>> begin Material for the task
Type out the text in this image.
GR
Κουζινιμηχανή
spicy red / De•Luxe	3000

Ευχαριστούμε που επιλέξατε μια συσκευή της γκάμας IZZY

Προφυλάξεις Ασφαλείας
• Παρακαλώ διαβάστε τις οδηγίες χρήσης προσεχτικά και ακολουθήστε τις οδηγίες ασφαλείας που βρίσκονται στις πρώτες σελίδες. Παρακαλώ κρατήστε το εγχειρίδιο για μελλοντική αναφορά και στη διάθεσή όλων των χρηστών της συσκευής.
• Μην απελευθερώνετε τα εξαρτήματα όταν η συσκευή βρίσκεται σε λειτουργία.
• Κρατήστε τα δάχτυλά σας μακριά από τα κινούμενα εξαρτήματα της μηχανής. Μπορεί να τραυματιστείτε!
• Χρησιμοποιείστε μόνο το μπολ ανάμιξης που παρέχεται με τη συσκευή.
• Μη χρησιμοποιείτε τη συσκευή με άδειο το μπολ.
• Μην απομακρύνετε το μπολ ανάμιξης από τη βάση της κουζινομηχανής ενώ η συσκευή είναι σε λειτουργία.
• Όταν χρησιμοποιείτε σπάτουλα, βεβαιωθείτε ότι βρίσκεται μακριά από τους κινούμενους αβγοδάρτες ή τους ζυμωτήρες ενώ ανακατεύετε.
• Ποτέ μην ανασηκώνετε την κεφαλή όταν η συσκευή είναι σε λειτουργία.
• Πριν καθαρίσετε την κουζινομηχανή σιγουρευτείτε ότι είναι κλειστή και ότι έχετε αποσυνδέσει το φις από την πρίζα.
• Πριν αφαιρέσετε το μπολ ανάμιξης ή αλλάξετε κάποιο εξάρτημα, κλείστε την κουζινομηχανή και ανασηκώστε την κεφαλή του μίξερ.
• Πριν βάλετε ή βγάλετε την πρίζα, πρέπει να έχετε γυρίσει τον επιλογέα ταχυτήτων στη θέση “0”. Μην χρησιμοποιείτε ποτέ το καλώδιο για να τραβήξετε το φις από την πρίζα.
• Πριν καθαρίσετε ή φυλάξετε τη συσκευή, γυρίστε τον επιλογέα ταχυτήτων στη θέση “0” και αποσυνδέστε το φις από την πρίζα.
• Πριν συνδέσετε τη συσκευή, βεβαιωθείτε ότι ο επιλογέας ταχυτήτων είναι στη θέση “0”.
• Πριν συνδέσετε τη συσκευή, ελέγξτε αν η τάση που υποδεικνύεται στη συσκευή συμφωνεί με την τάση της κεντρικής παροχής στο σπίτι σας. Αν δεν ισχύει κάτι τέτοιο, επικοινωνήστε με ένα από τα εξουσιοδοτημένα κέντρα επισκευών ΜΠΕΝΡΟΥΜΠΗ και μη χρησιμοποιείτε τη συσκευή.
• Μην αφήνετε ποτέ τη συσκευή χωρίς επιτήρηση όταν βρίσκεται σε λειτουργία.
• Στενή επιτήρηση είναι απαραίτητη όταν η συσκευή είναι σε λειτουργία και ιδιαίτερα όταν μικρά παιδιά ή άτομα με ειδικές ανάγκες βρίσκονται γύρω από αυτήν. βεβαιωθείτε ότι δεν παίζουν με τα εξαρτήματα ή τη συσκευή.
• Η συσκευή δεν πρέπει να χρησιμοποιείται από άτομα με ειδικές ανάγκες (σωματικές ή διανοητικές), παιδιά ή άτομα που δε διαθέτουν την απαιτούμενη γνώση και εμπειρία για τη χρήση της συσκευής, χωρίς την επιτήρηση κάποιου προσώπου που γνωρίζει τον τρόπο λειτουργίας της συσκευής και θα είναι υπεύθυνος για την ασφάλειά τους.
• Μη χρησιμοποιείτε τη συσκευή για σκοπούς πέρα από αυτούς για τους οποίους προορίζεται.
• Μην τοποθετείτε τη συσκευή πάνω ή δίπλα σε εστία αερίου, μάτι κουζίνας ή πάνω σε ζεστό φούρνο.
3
>> end Material for the task
Extract all the entries word for word.

Type out the text in this image.
GR
Κουζινιμηχανή
spicy red / De•Luxe	3000

Ευχαριστούμε που επιλέξατε μια συσκευή της γκάμας IZZY

Προφυλάξεις Ασφαλείας
• Παρακαλώ διαβάστε τις οδηγίες χρήσης προσεχτικά και ακολουθήστε τις οδηγίες ασφαλείας που βρίσκονται στις πρώτες σελίδες. Παρακαλώ κρατήστε το εγχειρίδιο για μελλοντική αναφορά και στη διάθεσή όλων των χρηστών της συσκευής.
• Μην απελευθερώνετε τα εξαρτήματα όταν η συσκευή βρίσκεται σε λειτουργία.
• Κρατήστε τα δάχτυλά σας μακριά από τα κινούμενα εξαρτήματα της μηχανής. Μπορεί να τραυματιστείτε!
• Χρησιμοποιείστε μόνο το μπολ ανάμιξης που παρέχεται με τη συσκευή.
• Μη χρησιμοποιείτε τη συσκευή με άδειο το μπολ.
• Μην απομακρύνετε το μπολ ανάμιξης από τη βάση της κουζινομηχανής ενώ η συσκευή είναι σε λειτουργία.
• Όταν χρησιμοποιείτε σπάτουλα, βεβαιωθείτε ότι βρίσκεται μακριά από τους κινούμενους αβγοδάρτες ή τους ζυμωτήρες ενώ ανακατεύετε.
• Ποτέ μην ανασηκώνετε την κεφαλή όταν η συσκευή είναι σε λειτουργία.
• Πριν καθαρίσετε την κουζινομηχανή σιγουρευτείτε ότι είναι κλειστή και ότι έχετε αποσυνδέσει το φις από την πρίζα.
• Πριν αφαιρέσετε το μπολ ανάμιξης ή αλλάξετε κάποιο εξάρτημα, κλείστε την κουζινομηχανή και ανασηκώστε την κεφαλή του μίξερ.
• Πριν βάλετε ή βγάλετε την πρίζα, πρέπει να έχετε γυρίσει τον επιλογέα ταχυτήτων στη θέση “0”. Μην χρησιμοποιείτε ποτέ το καλώδιο για να τραβήξετε το φις από την πρίζα.
• Πριν καθαρίσετε ή φυλάξετε τη συσκευή, γυρίστε τον επιλογέα ταχυτήτων στη θέση “0” και αποσυνδέστε το φις από την πρίζα.
• Πριν συνδέσετε τη συσκευή, βεβαιωθείτε ότι ο επιλογέας ταχυτήτων είναι στη θέση “0”.
• Πριν συνδέσετε τη συσκευή, ελέγξτε αν η τάση που υποδεικνύεται στη συσκευή συμφωνεί με την τάση της κεντρικής παροχής στο σπίτι σας. Αν δεν ισχύει κάτι τέτοιο, επικοινωνήστε με ένα από τα εξουσιοδοτημένα κέντρα επισκευών ΜΠΕΝΡΟΥΜΠΗ και μη χρησιμοποιείτε τη συσκευή.
• Μην αφήνετε ποτέ τη συσκευή χωρίς επιτήρηση όταν βρίσκεται σε λειτουργία.
• Στενή επιτήρηση είναι απαραίτητη όταν η συσκευή είναι σε λειτουργία και ιδιαίτερα όταν μικρά παιδιά ή άτομα με ειδικές ανάγκες βρίσκονται γύρω από αυτήν. βεβαιωθείτε ότι δεν παίζουν με τα εξαρτήματα ή τη συσκευή.
• Η συσκευή δεν πρέπει να χρησιμοποιείται από άτομα με ειδικές ανάγκες (σωματικές ή διανοητικές), παιδιά ή άτομα που δε διαθέτουν την απαιτούμενη γνώση και εμπειρία για τη χρήση της συσκευής, χωρίς την επιτήρηση κάποιου προσώπου που γνωρίζει τον τρόπο λειτουργίας της συσκευής και θα είναι υπεύθυνος για την ασφάλειά τους.
• Μη χρησιμοποιείτε τη συσκευή για σκοπούς πέρα από αυτούς για τους οποίους προορίζεται.
• Μην τοποθετείτε τη συσκευή πάνω ή δίπλα σε εστία αερίου, μάτι κουζίνας ή πάνω σε ζεστό φούρνο.
3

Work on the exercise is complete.